### DESCRIPTION OF THE TASK
Without including any images, reproduce each entry exactly.
□ □ □ □
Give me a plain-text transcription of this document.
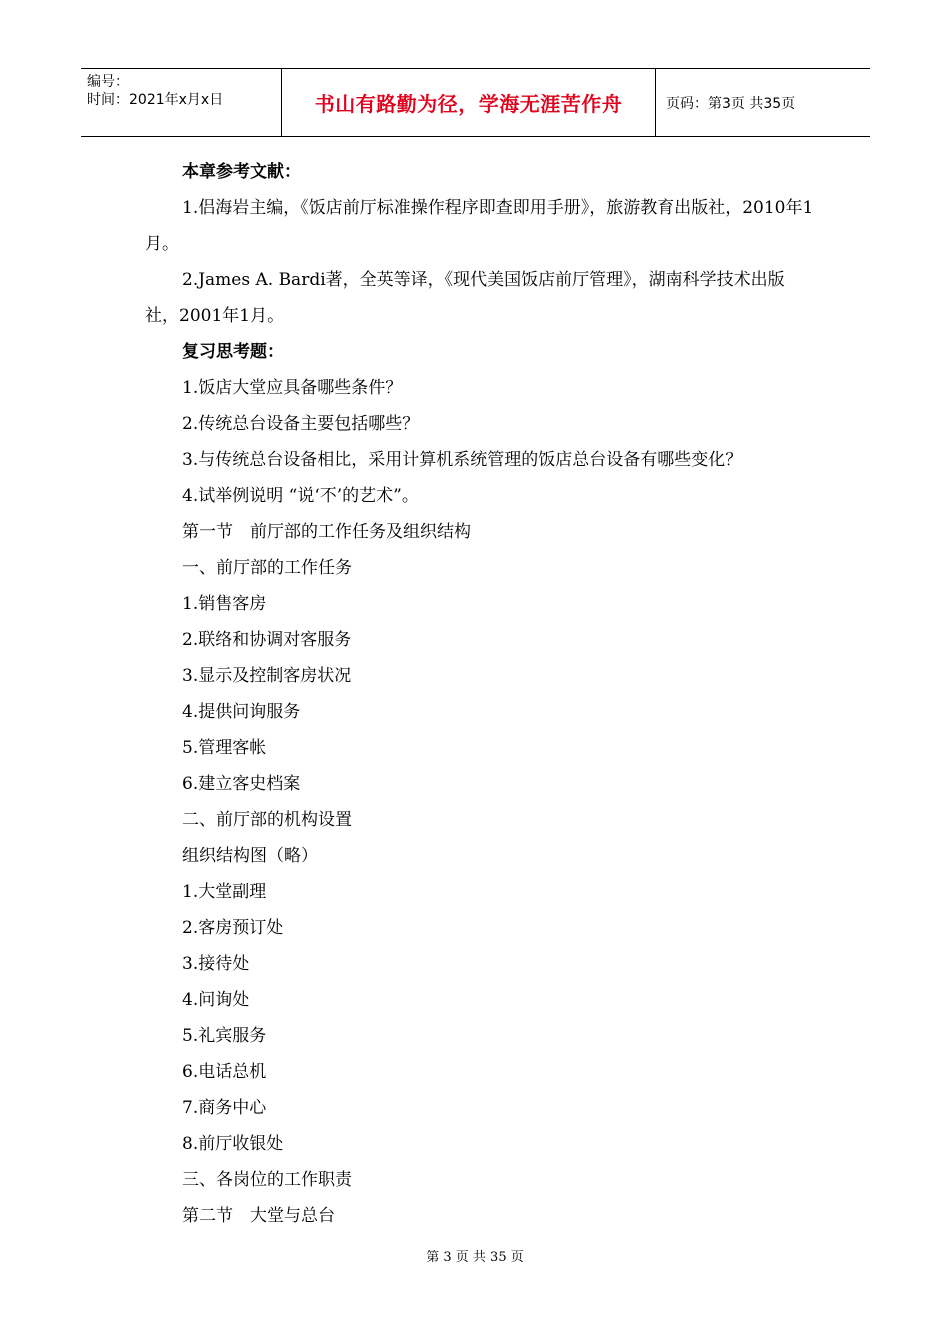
编号：
时间：2021年x月x日	书山有路勤为径，学海无涯苦作舟	页码：第3页 共35页

本章参考文献：

1.侣海岩主编，《饭店前厅标准操作程序即查即用手册》，旅游教育出版社，2010年1月。

2.James A. Bardi著，全英等译，《现代美国饭店前厅管理》，湖南科学技术出版社，2001年1月。

复习思考题：

1.饭店大堂应具备哪些条件？

2.传统总台设备主要包括哪些？

3.与传统总台设备相比，采用计算机系统管理的饭店总台设备有哪些变化？

4.试举例说明 “说‘不’的艺术”。

第一节　前厅部的工作任务及组织结构

一、前厅部的工作任务

1.销售客房

2.联络和协调对客服务

3.显示及控制客房状况

4.提供问询服务

5.管理客帐

6.建立客史档案

二、前厅部的机构设置

组织结构图（略）

1.大堂副理

2.客房预订处

3.接待处

4.问询处

5.礼宾服务

6.电话总机

7.商务中心

8.前厅收银处

三、各岗位的工作职责

第二节　大堂与总台

第 3 页 共 35 页
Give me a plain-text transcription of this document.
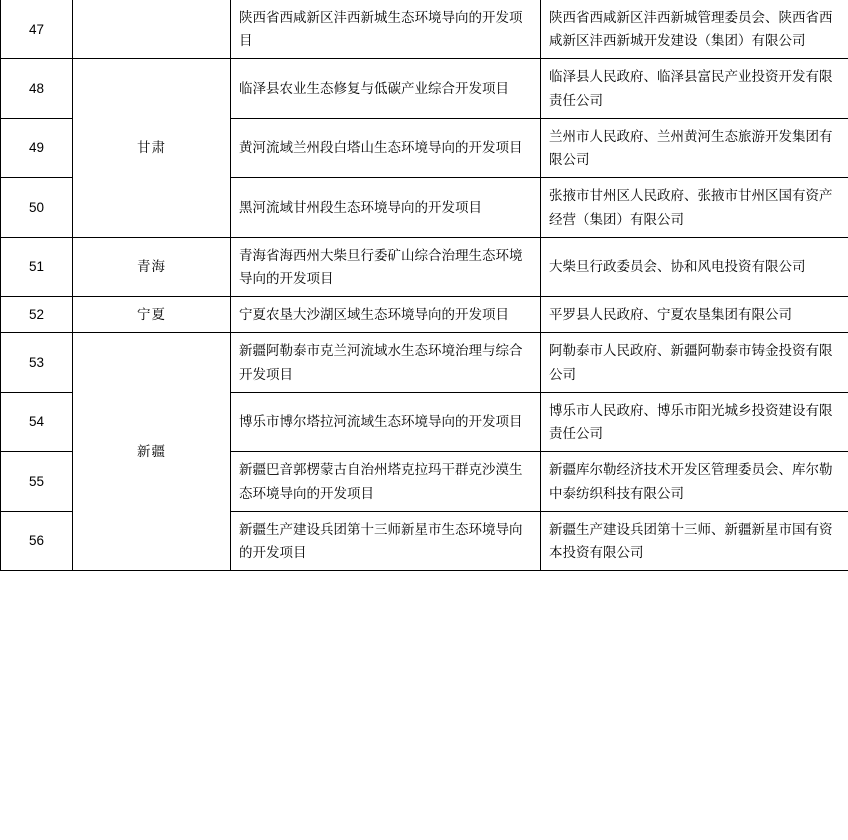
47		陕西省西咸新区沣西新城生态环境导向的开发项目	陕西省西咸新区沣西新城管理委员会、陕西省西咸新区沣西新城开发建设（集团）有限公司
48	甘肃	临泽县农业生态修复与低碳产业综合开发项目	临泽县人民政府、临泽县富民产业投资开发有限责任公司
49		黄河流域兰州段白塔山生态环境导向的开发项目	兰州市人民政府、兰州黄河生态旅游开发集团有限公司
50		黑河流域甘州段生态环境导向的开发项目	张掖市甘州区人民政府、张掖市甘州区国有资产经营（集团）有限公司
51	青海	青海省海西州大柴旦行委矿山综合治理生态环境导向的开发项目	大柴旦行政委员会、协和风电投资有限公司
52	宁夏	宁夏农垦大沙湖区域生态环境导向的开发项目	平罗县人民政府、宁夏农垦集团有限公司
53	新疆	新疆阿勒泰市克兰河流域水生态环境治理与综合开发项目	阿勒泰市人民政府、新疆阿勒泰市铸金投资有限公司
54		博乐市博尔塔拉河流域生态环境导向的开发项目	博乐市人民政府、博乐市阳光城乡投资建设有限责任公司
55		新疆巴音郭楞蒙古自治州塔克拉玛干群克沙漠生态环境导向的开发项目	新疆库尔勒经济技术开发区管理委员会、库尔勒中泰纺织科技有限公司
56		新疆生产建设兵团第十三师新星市生态环境导向的开发项目	新疆生产建设兵团第十三师、新疆新星市国有资本投资有限公司
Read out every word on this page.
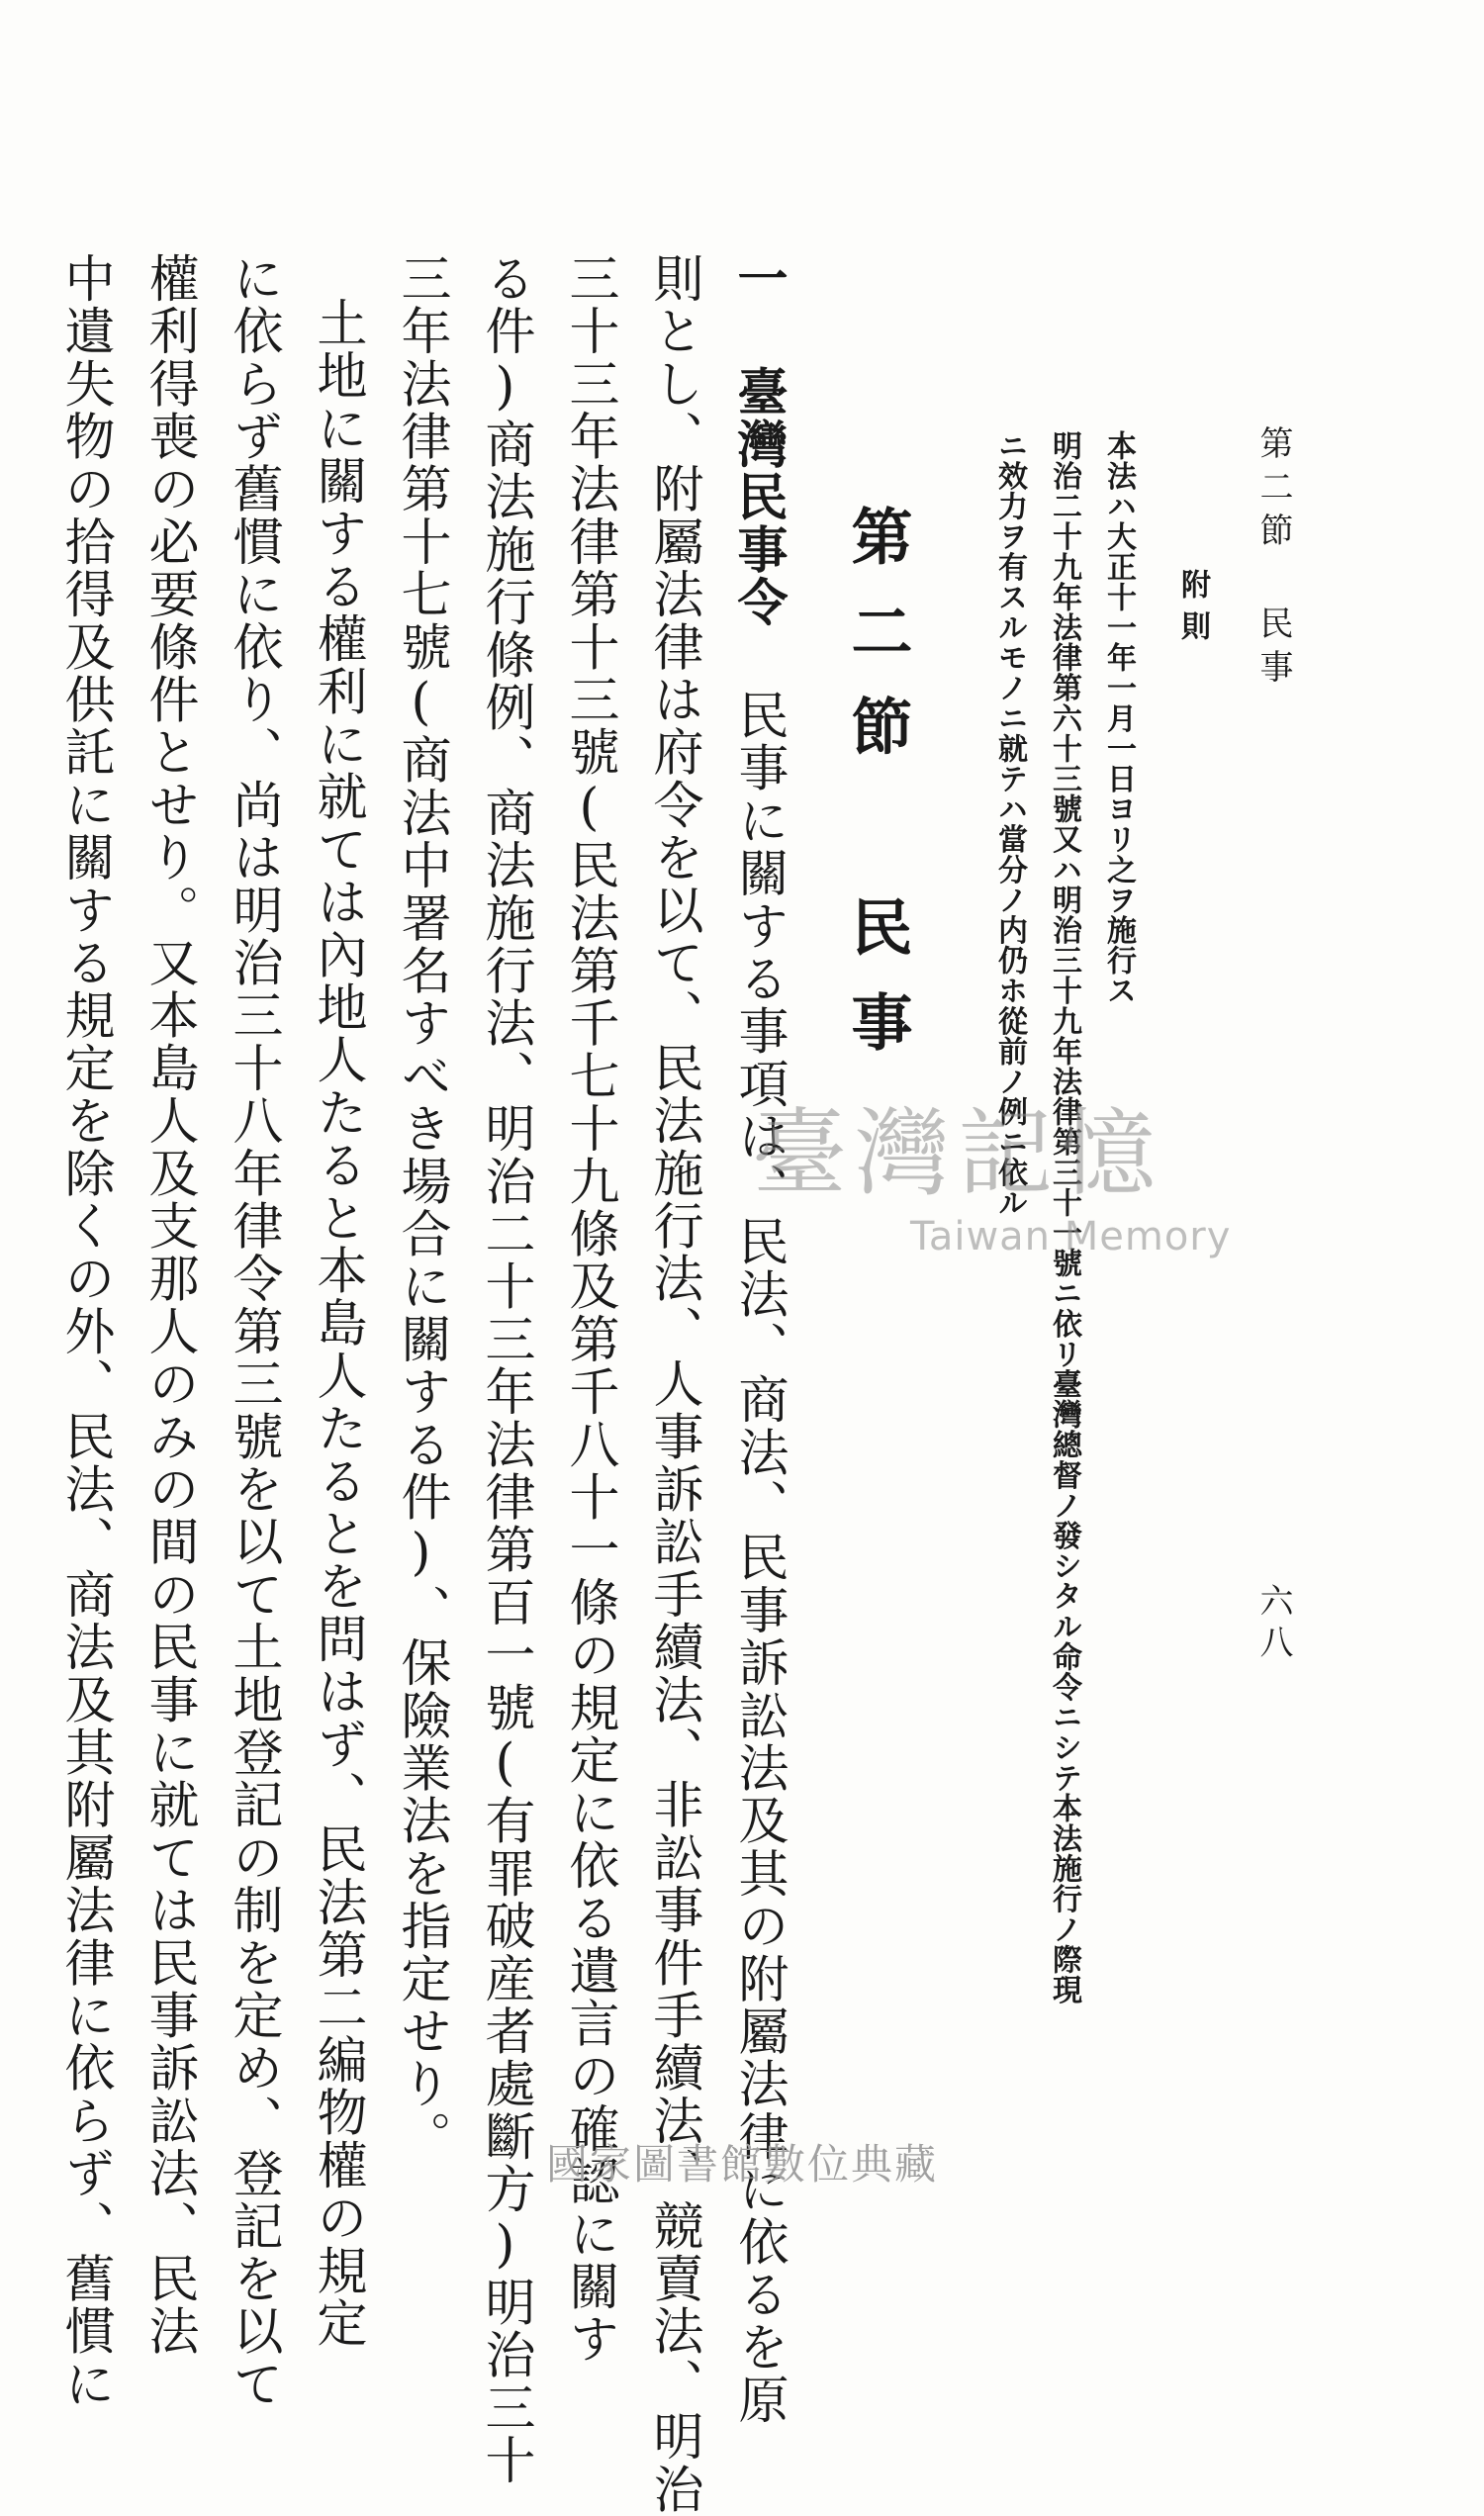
第二節 民事
六八
附則
本法ハ大正十一年一月一日ヨリ之ヲ施行ス
明治二十九年法律第六十三號又ハ明治三十九年法律第三十一號ニ依リ臺灣總督ノ發シタル命令ニシテ本法施行ノ際現
ニ效力ヲ有スルモノニ就テハ當分ノ内仍ホ從前ノ例ニ依ル
第二節 民事
一 臺灣民事令 民事に關する事項は、民法、商法、民事訴訟法及其の附屬法律に依るを原
則とし、附屬法律は府令を以て、民法施行法、人事訴訟手續法、非訟事件手續法、競賣法、明治
三十三年法律第十三號(民法第千七十九條及第千八十一條の規定に依る遺言の確認に關す
る件)商法施行條例、商法施行法、明治二十三年法律第百一號(有罪破産者處斷方)明治三十
三年法律第十七號(商法中署名すべき場合に關する件)、保險業法を指定せり。
土地に關する權利に就ては內地人たると本島人たるとを問はず、民法第二編物權の規定
に依らず舊慣に依り、尚は明治三十八年律令第三號を以て土地登記の制を定め、登記を以て
權利得喪の必要條件とせり。又本島人及支那人のみの間の民事に就ては民事訴訟法、民法
中遺失物の拾得及供託に關する規定を除くの外、民法、商法及其附屬法律に依らず、舊慣に	臺灣記憶
Taiwan Memory
國家圖書館數位典藏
□ □ □ □
### SOLUTION TO THE EXERCISE
Give me a plain-text transcription of this document.
编号：
时间：2021年x月x日	书山有路勤为径，学海无涯苦作舟	页码：第3页 共35页

本章参考文献：

1.侣海岩主编，《饭店前厅标准操作程序即查即用手册》，旅游教育出版社，2010年1月。

2.James A. Bardi著，全英等译，《现代美国饭店前厅管理》，湖南科学技术出版社，2001年1月。

复习思考题：

1.饭店大堂应具备哪些条件？

2.传统总台设备主要包括哪些？

3.与传统总台设备相比，采用计算机系统管理的饭店总台设备有哪些变化？

4.试举例说明 “说‘不’的艺术”。

第一节　前厅部的工作任务及组织结构

一、前厅部的工作任务

1.销售客房

2.联络和协调对客服务

3.显示及控制客房状况

4.提供问询服务

5.管理客帐

6.建立客史档案

二、前厅部的机构设置

组织结构图（略）

1.大堂副理

2.客房预订处

3.接待处

4.问询处

5.礼宾服务

6.电话总机

7.商务中心

8.前厅收银处

三、各岗位的工作职责

第二节　大堂与总台

第 3 页 共 35 页
Give me a plain-text transcription of this document.
47		陕西省西咸新区沣西新城生态环境导向的开发项目	陕西省西咸新区沣西新城管理委员会、陕西省西咸新区沣西新城开发建设（集团）有限公司
48	甘肃	临泽县农业生态修复与低碳产业综合开发项目	临泽县人民政府、临泽县富民产业投资开发有限责任公司
49		黄河流域兰州段白塔山生态环境导向的开发项目	兰州市人民政府、兰州黄河生态旅游开发集团有限公司
50		黑河流域甘州段生态环境导向的开发项目	张掖市甘州区人民政府、张掖市甘州区国有资产经营（集团）有限公司
51	青海	青海省海西州大柴旦行委矿山综合治理生态环境导向的开发项目	大柴旦行政委员会、协和风电投资有限公司
52	宁夏	宁夏农垦大沙湖区域生态环境导向的开发项目	平罗县人民政府、宁夏农垦集团有限公司
53	新疆	新疆阿勒泰市克兰河流域水生态环境治理与综合开发项目	阿勒泰市人民政府、新疆阿勒泰市铸金投资有限公司
54		博乐市博尔塔拉河流域生态环境导向的开发项目	博乐市人民政府、博乐市阳光城乡投资建设有限责任公司
55		新疆巴音郭楞蒙古自治州塔克拉玛干群克沙漠生态环境导向的开发项目	新疆库尔勒经济技术开发区管理委员会、库尔勒中泰纺织科技有限公司
56		新疆生产建设兵团第十三师新星市生态环境导向的开发项目	新疆生产建设兵团第十三师、新疆新星市国有资本投资有限公司
Read out every word on this page.
第二節 民事
六八
附則
本法ハ大正十一年一月一日ヨリ之ヲ施行ス
明治二十九年法律第六十三號又ハ明治三十九年法律第三十一號ニ依リ臺灣總督ノ發シタル命令ニシテ本法施行ノ際現
ニ效力ヲ有スルモノニ就テハ當分ノ内仍ホ從前ノ例ニ依ル
第二節 民事
一 臺灣民事令 民事に關する事項は、民法、商法、民事訴訟法及其の附屬法律に依るを原
則とし、附屬法律は府令を以て、民法施行法、人事訴訟手續法、非訟事件手續法、競賣法、明治
三十三年法律第十三號(民法第千七十九條及第千八十一條の規定に依る遺言の確認に關す
る件)商法施行條例、商法施行法、明治二十三年法律第百一號(有罪破産者處斷方)明治三十
三年法律第十七號(商法中署名すべき場合に關する件)、保險業法を指定せり。
土地に關する權利に就ては內地人たると本島人たるとを問はず、民法第二編物權の規定
に依らず舊慣に依り、尚は明治三十八年律令第三號を以て土地登記の制を定め、登記を以て
權利得喪の必要條件とせり。又本島人及支那人のみの間の民事に就ては民事訴訟法、民法
中遺失物の拾得及供託に關する規定を除くの外、民法、商法及其附屬法律に依らず、舊慣に	臺灣記憶
Taiwan Memory
國家圖書館數位典藏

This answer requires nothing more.